● The problem
Word for word, set down the records and skip each picture.

— start of Items —

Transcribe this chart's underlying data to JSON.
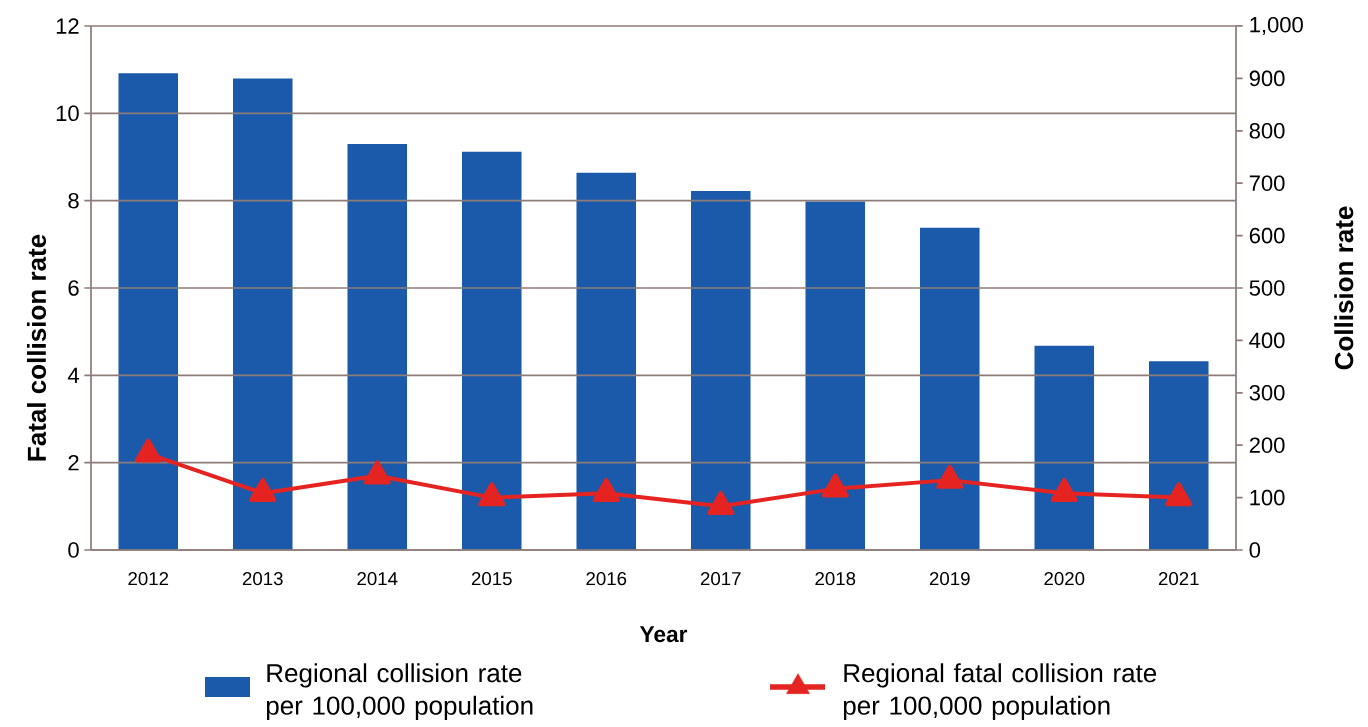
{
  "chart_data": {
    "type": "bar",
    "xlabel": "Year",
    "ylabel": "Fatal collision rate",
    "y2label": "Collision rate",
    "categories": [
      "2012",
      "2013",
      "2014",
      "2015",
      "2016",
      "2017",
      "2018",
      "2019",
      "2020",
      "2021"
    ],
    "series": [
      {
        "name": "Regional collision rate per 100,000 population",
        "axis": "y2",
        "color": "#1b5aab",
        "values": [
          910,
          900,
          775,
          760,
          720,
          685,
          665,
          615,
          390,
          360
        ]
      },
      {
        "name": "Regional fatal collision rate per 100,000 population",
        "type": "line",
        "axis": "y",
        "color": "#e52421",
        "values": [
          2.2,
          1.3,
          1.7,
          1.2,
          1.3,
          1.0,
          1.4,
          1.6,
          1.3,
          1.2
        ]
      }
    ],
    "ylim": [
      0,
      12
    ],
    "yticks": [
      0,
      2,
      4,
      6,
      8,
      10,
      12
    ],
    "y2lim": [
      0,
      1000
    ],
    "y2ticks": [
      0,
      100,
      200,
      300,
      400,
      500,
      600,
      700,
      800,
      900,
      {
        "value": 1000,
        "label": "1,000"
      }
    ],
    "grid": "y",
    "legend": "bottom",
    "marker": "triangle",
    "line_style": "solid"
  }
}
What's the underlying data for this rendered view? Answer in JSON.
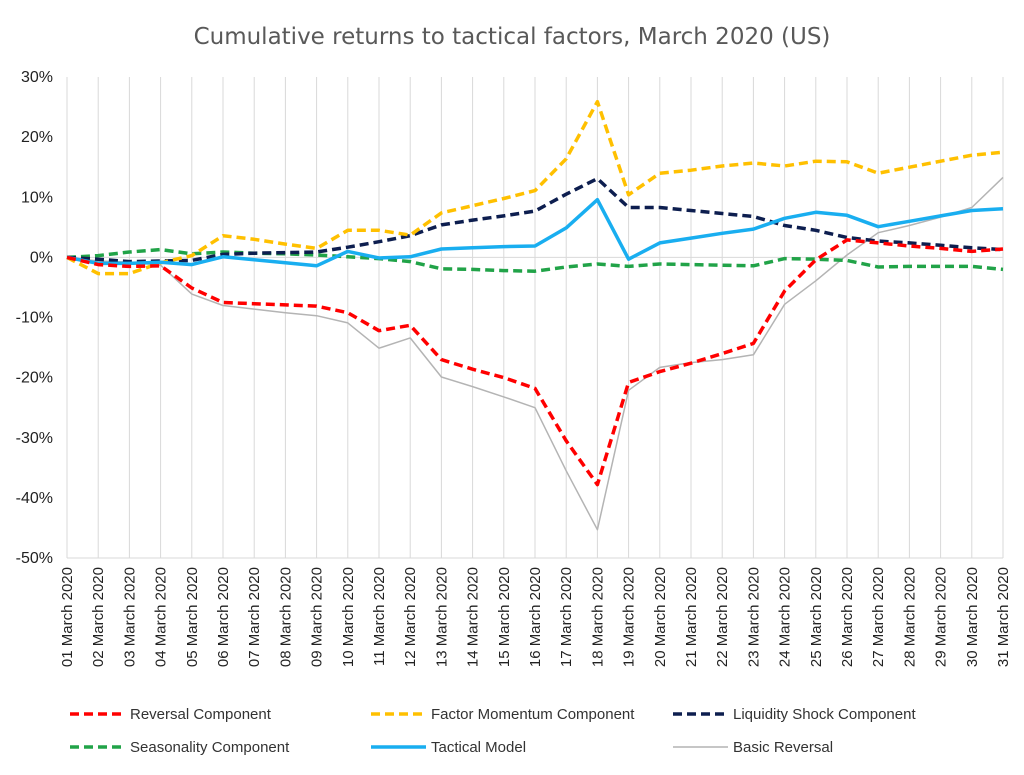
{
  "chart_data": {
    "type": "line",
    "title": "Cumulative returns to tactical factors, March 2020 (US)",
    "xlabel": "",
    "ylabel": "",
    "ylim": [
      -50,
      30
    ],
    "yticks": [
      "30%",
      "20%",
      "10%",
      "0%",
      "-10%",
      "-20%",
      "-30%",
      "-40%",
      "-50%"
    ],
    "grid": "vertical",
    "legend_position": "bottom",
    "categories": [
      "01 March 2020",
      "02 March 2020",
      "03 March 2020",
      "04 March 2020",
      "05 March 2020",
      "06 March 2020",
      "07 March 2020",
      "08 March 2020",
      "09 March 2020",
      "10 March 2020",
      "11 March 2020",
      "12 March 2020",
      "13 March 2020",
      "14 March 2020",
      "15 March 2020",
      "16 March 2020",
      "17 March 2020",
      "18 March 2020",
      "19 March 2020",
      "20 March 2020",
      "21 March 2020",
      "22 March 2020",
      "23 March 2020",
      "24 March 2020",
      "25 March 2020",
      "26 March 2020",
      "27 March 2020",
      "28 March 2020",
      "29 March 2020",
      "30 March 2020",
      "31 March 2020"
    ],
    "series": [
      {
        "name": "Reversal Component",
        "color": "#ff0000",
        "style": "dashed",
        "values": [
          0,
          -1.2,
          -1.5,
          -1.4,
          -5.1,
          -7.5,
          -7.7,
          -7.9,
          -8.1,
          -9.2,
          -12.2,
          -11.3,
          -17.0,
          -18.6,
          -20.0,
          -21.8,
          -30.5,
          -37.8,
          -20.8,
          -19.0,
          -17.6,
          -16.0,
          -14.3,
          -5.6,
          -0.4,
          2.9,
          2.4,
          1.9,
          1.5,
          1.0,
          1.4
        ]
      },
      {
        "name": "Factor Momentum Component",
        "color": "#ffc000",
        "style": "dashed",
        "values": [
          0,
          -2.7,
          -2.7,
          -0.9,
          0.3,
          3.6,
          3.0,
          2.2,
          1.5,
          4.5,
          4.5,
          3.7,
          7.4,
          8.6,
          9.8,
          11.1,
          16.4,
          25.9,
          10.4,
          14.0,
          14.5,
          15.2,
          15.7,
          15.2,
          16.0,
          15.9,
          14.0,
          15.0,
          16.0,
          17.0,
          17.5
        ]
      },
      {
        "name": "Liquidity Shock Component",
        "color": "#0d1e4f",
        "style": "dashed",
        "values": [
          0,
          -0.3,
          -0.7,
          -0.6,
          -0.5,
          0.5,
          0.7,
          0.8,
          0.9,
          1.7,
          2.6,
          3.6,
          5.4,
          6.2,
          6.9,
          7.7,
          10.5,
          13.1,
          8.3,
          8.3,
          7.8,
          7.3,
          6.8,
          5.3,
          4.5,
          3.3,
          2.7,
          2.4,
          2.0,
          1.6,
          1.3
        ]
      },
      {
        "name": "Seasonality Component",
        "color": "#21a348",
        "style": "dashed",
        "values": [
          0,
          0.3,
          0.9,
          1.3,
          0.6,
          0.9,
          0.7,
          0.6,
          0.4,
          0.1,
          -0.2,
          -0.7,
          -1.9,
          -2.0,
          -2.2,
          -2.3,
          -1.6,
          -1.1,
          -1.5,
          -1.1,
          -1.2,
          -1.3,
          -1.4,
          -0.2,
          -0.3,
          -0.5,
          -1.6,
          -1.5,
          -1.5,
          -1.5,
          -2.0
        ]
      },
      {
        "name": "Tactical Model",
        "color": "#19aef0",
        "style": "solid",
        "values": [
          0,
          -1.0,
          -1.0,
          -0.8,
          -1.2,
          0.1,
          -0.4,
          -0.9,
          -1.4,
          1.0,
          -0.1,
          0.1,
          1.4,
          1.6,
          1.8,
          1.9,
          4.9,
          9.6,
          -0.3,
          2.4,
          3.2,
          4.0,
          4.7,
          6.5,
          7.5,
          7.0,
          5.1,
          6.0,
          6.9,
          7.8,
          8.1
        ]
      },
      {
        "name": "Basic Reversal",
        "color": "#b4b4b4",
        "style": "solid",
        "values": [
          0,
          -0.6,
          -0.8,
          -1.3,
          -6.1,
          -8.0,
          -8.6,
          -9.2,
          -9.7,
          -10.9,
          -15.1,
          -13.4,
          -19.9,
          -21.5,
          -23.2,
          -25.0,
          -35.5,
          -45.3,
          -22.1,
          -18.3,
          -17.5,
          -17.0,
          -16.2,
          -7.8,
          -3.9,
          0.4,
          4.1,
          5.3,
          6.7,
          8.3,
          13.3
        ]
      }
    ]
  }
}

— end of Items —

● Exercise answer
Transcribe this chart's underlying data to JSON.
{
  "chart_data": {
    "type": "bar",
    "xlabel": "Year",
    "ylabel": "Fatal collision rate",
    "y2label": "Collision rate",
    "categories": [
      "2012",
      "2013",
      "2014",
      "2015",
      "2016",
      "2017",
      "2018",
      "2019",
      "2020",
      "2021"
    ],
    "series": [
      {
        "name": "Regional collision rate per 100,000 population",
        "axis": "y2",
        "color": "#1b5aab",
        "values": [
          910,
          900,
          775,
          760,
          720,
          685,
          665,
          615,
          390,
          360
        ]
      },
      {
        "name": "Regional fatal collision rate per 100,000 population",
        "type": "line",
        "axis": "y",
        "color": "#e52421",
        "values": [
          2.2,
          1.3,
          1.7,
          1.2,
          1.3,
          1.0,
          1.4,
          1.6,
          1.3,
          1.2
        ]
      }
    ],
    "ylim": [
      0,
      12
    ],
    "yticks": [
      0,
      2,
      4,
      6,
      8,
      10,
      12
    ],
    "y2lim": [
      0,
      1000
    ],
    "y2ticks": [
      0,
      100,
      200,
      300,
      400,
      500,
      600,
      700,
      800,
      900,
      {
        "value": 1000,
        "label": "1,000"
      }
    ],
    "grid": "y",
    "legend": "bottom",
    "marker": "triangle",
    "line_style": "solid"
  }
}
What's the underlying data for this rendered view? Answer in JSON.
{
  "chart_data": {
    "type": "line",
    "title": "Cumulative returns to tactical factors, March 2020 (US)",
    "xlabel": "",
    "ylabel": "",
    "ylim": [
      -50,
      30
    ],
    "yticks": [
      "30%",
      "20%",
      "10%",
      "0%",
      "-10%",
      "-20%",
      "-30%",
      "-40%",
      "-50%"
    ],
    "grid": "vertical",
    "legend_position": "bottom",
    "categories": [
      "01 March 2020",
      "02 March 2020",
      "03 March 2020",
      "04 March 2020",
      "05 March 2020",
      "06 March 2020",
      "07 March 2020",
      "08 March 2020",
      "09 March 2020",
      "10 March 2020",
      "11 March 2020",
      "12 March 2020",
      "13 March 2020",
      "14 March 2020",
      "15 March 2020",
      "16 March 2020",
      "17 March 2020",
      "18 March 2020",
      "19 March 2020",
      "20 March 2020",
      "21 March 2020",
      "22 March 2020",
      "23 March 2020",
      "24 March 2020",
      "25 March 2020",
      "26 March 2020",
      "27 March 2020",
      "28 March 2020",
      "29 March 2020",
      "30 March 2020",
      "31 March 2020"
    ],
    "series": [
      {
        "name": "Reversal Component",
        "color": "#ff0000",
        "style": "dashed",
        "values": [
          0,
          -1.2,
          -1.5,
          -1.4,
          -5.1,
          -7.5,
          -7.7,
          -7.9,
          -8.1,
          -9.2,
          -12.2,
          -11.3,
          -17.0,
          -18.6,
          -20.0,
          -21.8,
          -30.5,
          -37.8,
          -20.8,
          -19.0,
          -17.6,
          -16.0,
          -14.3,
          -5.6,
          -0.4,
          2.9,
          2.4,
          1.9,
          1.5,
          1.0,
          1.4
        ]
      },
      {
        "name": "Factor Momentum Component",
        "color": "#ffc000",
        "style": "dashed",
        "values": [
          0,
          -2.7,
          -2.7,
          -0.9,
          0.3,
          3.6,
          3.0,
          2.2,
          1.5,
          4.5,
          4.5,
          3.7,
          7.4,
          8.6,
          9.8,
          11.1,
          16.4,
          25.9,
          10.4,
          14.0,
          14.5,
          15.2,
          15.7,
          15.2,
          16.0,
          15.9,
          14.0,
          15.0,
          16.0,
          17.0,
          17.5
        ]
      },
      {
        "name": "Liquidity Shock Component",
        "color": "#0d1e4f",
        "style": "dashed",
        "values": [
          0,
          -0.3,
          -0.7,
          -0.6,
          -0.5,
          0.5,
          0.7,
          0.8,
          0.9,
          1.7,
          2.6,
          3.6,
          5.4,
          6.2,
          6.9,
          7.7,
          10.5,
          13.1,
          8.3,
          8.3,
          7.8,
          7.3,
          6.8,
          5.3,
          4.5,
          3.3,
          2.7,
          2.4,
          2.0,
          1.6,
          1.3
        ]
      },
      {
        "name": "Seasonality Component",
        "color": "#21a348",
        "style": "dashed",
        "values": [
          0,
          0.3,
          0.9,
          1.3,
          0.6,
          0.9,
          0.7,
          0.6,
          0.4,
          0.1,
          -0.2,
          -0.7,
          -1.9,
          -2.0,
          -2.2,
          -2.3,
          -1.6,
          -1.1,
          -1.5,
          -1.1,
          -1.2,
          -1.3,
          -1.4,
          -0.2,
          -0.3,
          -0.5,
          -1.6,
          -1.5,
          -1.5,
          -1.5,
          -2.0
        ]
      },
      {
        "name": "Tactical Model",
        "color": "#19aef0",
        "style": "solid",
        "values": [
          0,
          -1.0,
          -1.0,
          -0.8,
          -1.2,
          0.1,
          -0.4,
          -0.9,
          -1.4,
          1.0,
          -0.1,
          0.1,
          1.4,
          1.6,
          1.8,
          1.9,
          4.9,
          9.6,
          -0.3,
          2.4,
          3.2,
          4.0,
          4.7,
          6.5,
          7.5,
          7.0,
          5.1,
          6.0,
          6.9,
          7.8,
          8.1
        ]
      },
      {
        "name": "Basic Reversal",
        "color": "#b4b4b4",
        "style": "solid",
        "values": [
          0,
          -0.6,
          -0.8,
          -1.3,
          -6.1,
          -8.0,
          -8.6,
          -9.2,
          -9.7,
          -10.9,
          -15.1,
          -13.4,
          -19.9,
          -21.5,
          -23.2,
          -25.0,
          -35.5,
          -45.3,
          -22.1,
          -18.3,
          -17.5,
          -17.0,
          -16.2,
          -7.8,
          -3.9,
          0.4,
          4.1,
          5.3,
          6.7,
          8.3,
          13.3
        ]
      }
    ]
  }
}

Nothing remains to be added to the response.